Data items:
════════════════

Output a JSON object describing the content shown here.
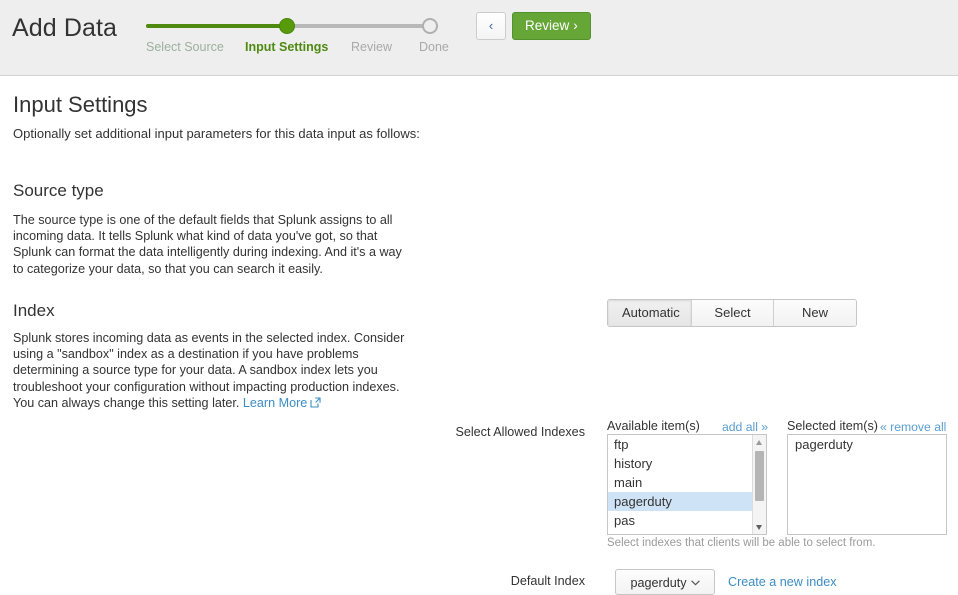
{
  "header": {
    "app_title": "Add Data",
    "wizard": {
      "steps": [
        {
          "label": "Select Source",
          "state": "done"
        },
        {
          "label": "Input Settings",
          "state": "active"
        },
        {
          "label": "Review",
          "state": "todo"
        },
        {
          "label": "Done",
          "state": "todo"
        }
      ],
      "progress_percent": 50,
      "fill_color": "#4f8a10",
      "track_color": "#b8b8b8"
    },
    "back_button": {
      "icon": "chevron-left-icon",
      "glyph": "‹"
    },
    "review_button": {
      "label": "Review",
      "glyph": "›",
      "color": "#65a637"
    }
  },
  "main": {
    "page_title": "Input Settings",
    "page_subtitle": "Optionally set additional input parameters for this data input as follows:",
    "source_type": {
      "heading": "Source type",
      "description": "The source type is one of the default fields that Splunk assigns to all incoming data. It tells Splunk what kind of data you've got, so that Splunk can format the data intelligently during indexing. And it's a way to categorize your data, so that you can search it easily.",
      "options": [
        "Automatic",
        "Select",
        "New"
      ],
      "selected": "Automatic"
    },
    "index": {
      "heading": "Index",
      "description_before_link": "Splunk stores incoming data as events in the selected index. Consider using a \"sandbox\" index as a destination if you have problems determining a source type for your data. A sandbox index lets you troubleshoot your configuration without impacting production indexes. You can always change this setting later. ",
      "learn_more_label": "Learn More",
      "learn_more_icon": "external-link-icon",
      "allowed_indexes": {
        "field_label": "Select Allowed Indexes",
        "available_header": "Available item(s)",
        "add_all_label": "add all »",
        "selected_header": "Selected item(s)",
        "remove_all_label": "« remove all",
        "available_items": [
          "ftp",
          "history",
          "main",
          "pagerduty",
          "pas"
        ],
        "available_highlighted": "pagerduty",
        "selected_items": [
          "pagerduty"
        ],
        "help_text": "Select indexes that clients will be able to select from.",
        "highlight_color": "#cfe3f6"
      },
      "default_index": {
        "field_label": "Default Index",
        "value": "pagerduty",
        "caret_icon": "chevron-down-icon",
        "caret_glyph": "⌄",
        "create_link_label": "Create a new index"
      }
    }
  }
}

════════════════

TASK PROMPT: Pull out all lines from the listing that contain the string "Settings".

THE COMPLETED TASK:
          "label": "Input Settings",
    "page_title": "Input Settings",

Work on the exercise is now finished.